What is needed ▸ Could you output each line of the data that follows exactly?

Extracted entries ▸

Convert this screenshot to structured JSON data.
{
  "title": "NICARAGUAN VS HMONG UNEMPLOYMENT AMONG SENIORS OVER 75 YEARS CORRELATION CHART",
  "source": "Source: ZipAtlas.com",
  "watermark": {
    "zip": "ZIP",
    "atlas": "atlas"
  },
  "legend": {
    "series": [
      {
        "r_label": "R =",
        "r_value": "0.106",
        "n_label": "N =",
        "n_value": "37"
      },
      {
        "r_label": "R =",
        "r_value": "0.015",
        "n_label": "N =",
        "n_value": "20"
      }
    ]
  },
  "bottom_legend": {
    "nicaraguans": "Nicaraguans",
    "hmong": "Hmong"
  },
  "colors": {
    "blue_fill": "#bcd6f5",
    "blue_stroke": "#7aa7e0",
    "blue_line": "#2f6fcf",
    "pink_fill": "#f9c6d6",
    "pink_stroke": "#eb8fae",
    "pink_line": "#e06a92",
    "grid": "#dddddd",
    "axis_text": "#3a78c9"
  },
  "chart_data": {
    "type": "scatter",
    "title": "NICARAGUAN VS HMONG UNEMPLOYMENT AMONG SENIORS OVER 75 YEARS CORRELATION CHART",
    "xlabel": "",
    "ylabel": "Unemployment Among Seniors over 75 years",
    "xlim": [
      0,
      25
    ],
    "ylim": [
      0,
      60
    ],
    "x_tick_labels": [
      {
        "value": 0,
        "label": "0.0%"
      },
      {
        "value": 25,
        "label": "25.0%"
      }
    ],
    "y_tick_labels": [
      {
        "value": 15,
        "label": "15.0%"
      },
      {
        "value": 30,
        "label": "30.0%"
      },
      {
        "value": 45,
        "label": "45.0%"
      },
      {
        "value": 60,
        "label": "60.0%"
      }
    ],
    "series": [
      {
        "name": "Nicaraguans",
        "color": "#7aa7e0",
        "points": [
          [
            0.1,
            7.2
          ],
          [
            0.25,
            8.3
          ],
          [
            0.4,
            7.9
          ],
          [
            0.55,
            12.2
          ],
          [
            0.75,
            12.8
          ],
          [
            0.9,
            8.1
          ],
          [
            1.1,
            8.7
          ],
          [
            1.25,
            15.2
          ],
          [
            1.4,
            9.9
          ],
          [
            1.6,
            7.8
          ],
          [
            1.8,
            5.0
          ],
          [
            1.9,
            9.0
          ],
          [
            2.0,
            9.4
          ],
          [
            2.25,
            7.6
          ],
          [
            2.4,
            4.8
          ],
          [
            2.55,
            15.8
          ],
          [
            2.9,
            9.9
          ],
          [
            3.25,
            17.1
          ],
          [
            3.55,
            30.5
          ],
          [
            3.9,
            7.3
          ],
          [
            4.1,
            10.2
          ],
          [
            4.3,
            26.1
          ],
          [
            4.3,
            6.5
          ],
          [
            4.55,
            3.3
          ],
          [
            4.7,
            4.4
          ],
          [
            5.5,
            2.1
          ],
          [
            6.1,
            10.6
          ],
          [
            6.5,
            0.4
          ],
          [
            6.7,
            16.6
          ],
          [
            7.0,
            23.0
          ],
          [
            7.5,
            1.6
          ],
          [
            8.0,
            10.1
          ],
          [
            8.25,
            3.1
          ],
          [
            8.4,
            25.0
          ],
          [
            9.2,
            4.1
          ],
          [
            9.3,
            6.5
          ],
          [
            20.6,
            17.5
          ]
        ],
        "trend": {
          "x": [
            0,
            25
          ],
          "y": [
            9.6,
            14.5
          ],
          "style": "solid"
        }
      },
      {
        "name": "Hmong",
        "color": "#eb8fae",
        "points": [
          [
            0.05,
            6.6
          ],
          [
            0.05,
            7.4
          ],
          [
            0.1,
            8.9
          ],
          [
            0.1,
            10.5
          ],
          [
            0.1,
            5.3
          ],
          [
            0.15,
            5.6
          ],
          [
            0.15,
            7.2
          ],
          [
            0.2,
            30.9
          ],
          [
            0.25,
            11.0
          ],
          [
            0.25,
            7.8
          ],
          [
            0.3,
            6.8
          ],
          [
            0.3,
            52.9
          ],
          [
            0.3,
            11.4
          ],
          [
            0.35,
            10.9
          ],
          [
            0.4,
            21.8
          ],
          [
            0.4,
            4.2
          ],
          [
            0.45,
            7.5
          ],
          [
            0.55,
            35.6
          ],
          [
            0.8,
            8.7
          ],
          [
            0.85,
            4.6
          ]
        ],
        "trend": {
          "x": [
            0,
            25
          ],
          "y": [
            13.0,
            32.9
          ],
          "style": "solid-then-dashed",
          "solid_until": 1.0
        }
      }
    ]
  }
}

Result of the exercise ▸
Convert this screenshot to structured JSON data.
{
  "title": "NICARAGUAN VS HMONG UNEMPLOYMENT AMONG SENIORS OVER 75 YEARS CORRELATION CHART",
  "source": "Source: ZipAtlas.com",
  "watermark": {
    "zip": "ZIP",
    "atlas": "atlas"
  },
  "legend": {
    "series": [
      {
        "r_label": "R =",
        "r_value": "0.106",
        "n_label": "N =",
        "n_value": "37"
      },
      {
        "r_label": "R =",
        "r_value": "0.015",
        "n_label": "N =",
        "n_value": "20"
      }
    ]
  },
  "bottom_legend": {
    "nicaraguans": "Nicaraguans",
    "hmong": "Hmong"
  },
  "colors": {
    "blue_fill": "#bcd6f5",
    "blue_stroke": "#7aa7e0",
    "blue_line": "#2f6fcf",
    "pink_fill": "#f9c6d6",
    "pink_stroke": "#eb8fae",
    "pink_line": "#e06a92",
    "grid": "#dddddd",
    "axis_text": "#3a78c9"
  },
  "chart_data": {
    "type": "scatter",
    "title": "NICARAGUAN VS HMONG UNEMPLOYMENT AMONG SENIORS OVER 75 YEARS CORRELATION CHART",
    "xlabel": "",
    "ylabel": "Unemployment Among Seniors over 75 years",
    "xlim": [
      0,
      25
    ],
    "ylim": [
      0,
      60
    ],
    "x_tick_labels": [
      {
        "value": 0,
        "label": "0.0%"
      },
      {
        "value": 25,
        "label": "25.0%"
      }
    ],
    "y_tick_labels": [
      {
        "value": 15,
        "label": "15.0%"
      },
      {
        "value": 30,
        "label": "30.0%"
      },
      {
        "value": 45,
        "label": "45.0%"
      },
      {
        "value": 60,
        "label": "60.0%"
      }
    ],
    "series": [
      {
        "name": "Nicaraguans",
        "color": "#7aa7e0",
        "points": [
          [
            0.1,
            7.2
          ],
          [
            0.25,
            8.3
          ],
          [
            0.4,
            7.9
          ],
          [
            0.55,
            12.2
          ],
          [
            0.75,
            12.8
          ],
          [
            0.9,
            8.1
          ],
          [
            1.1,
            8.7
          ],
          [
            1.25,
            15.2
          ],
          [
            1.4,
            9.9
          ],
          [
            1.6,
            7.8
          ],
          [
            1.8,
            5.0
          ],
          [
            1.9,
            9.0
          ],
          [
            2.0,
            9.4
          ],
          [
            2.25,
            7.6
          ],
          [
            2.4,
            4.8
          ],
          [
            2.55,
            15.8
          ],
          [
            2.9,
            9.9
          ],
          [
            3.25,
            17.1
          ],
          [
            3.55,
            30.5
          ],
          [
            3.9,
            7.3
          ],
          [
            4.1,
            10.2
          ],
          [
            4.3,
            26.1
          ],
          [
            4.3,
            6.5
          ],
          [
            4.55,
            3.3
          ],
          [
            4.7,
            4.4
          ],
          [
            5.5,
            2.1
          ],
          [
            6.1,
            10.6
          ],
          [
            6.5,
            0.4
          ],
          [
            6.7,
            16.6
          ],
          [
            7.0,
            23.0
          ],
          [
            7.5,
            1.6
          ],
          [
            8.0,
            10.1
          ],
          [
            8.25,
            3.1
          ],
          [
            8.4,
            25.0
          ],
          [
            9.2,
            4.1
          ],
          [
            9.3,
            6.5
          ],
          [
            20.6,
            17.5
          ]
        ],
        "trend": {
          "x": [
            0,
            25
          ],
          "y": [
            9.6,
            14.5
          ],
          "style": "solid"
        }
      },
      {
        "name": "Hmong",
        "color": "#eb8fae",
        "points": [
          [
            0.05,
            6.6
          ],
          [
            0.05,
            7.4
          ],
          [
            0.1,
            8.9
          ],
          [
            0.1,
            10.5
          ],
          [
            0.1,
            5.3
          ],
          [
            0.15,
            5.6
          ],
          [
            0.15,
            7.2
          ],
          [
            0.2,
            30.9
          ],
          [
            0.25,
            11.0
          ],
          [
            0.25,
            7.8
          ],
          [
            0.3,
            6.8
          ],
          [
            0.3,
            52.9
          ],
          [
            0.3,
            11.4
          ],
          [
            0.35,
            10.9
          ],
          [
            0.4,
            21.8
          ],
          [
            0.4,
            4.2
          ],
          [
            0.45,
            7.5
          ],
          [
            0.55,
            35.6
          ],
          [
            0.8,
            8.7
          ],
          [
            0.85,
            4.6
          ]
        ],
        "trend": {
          "x": [
            0,
            25
          ],
          "y": [
            13.0,
            32.9
          ],
          "style": "solid-then-dashed",
          "solid_until": 1.0
        }
      }
    ]
  }
}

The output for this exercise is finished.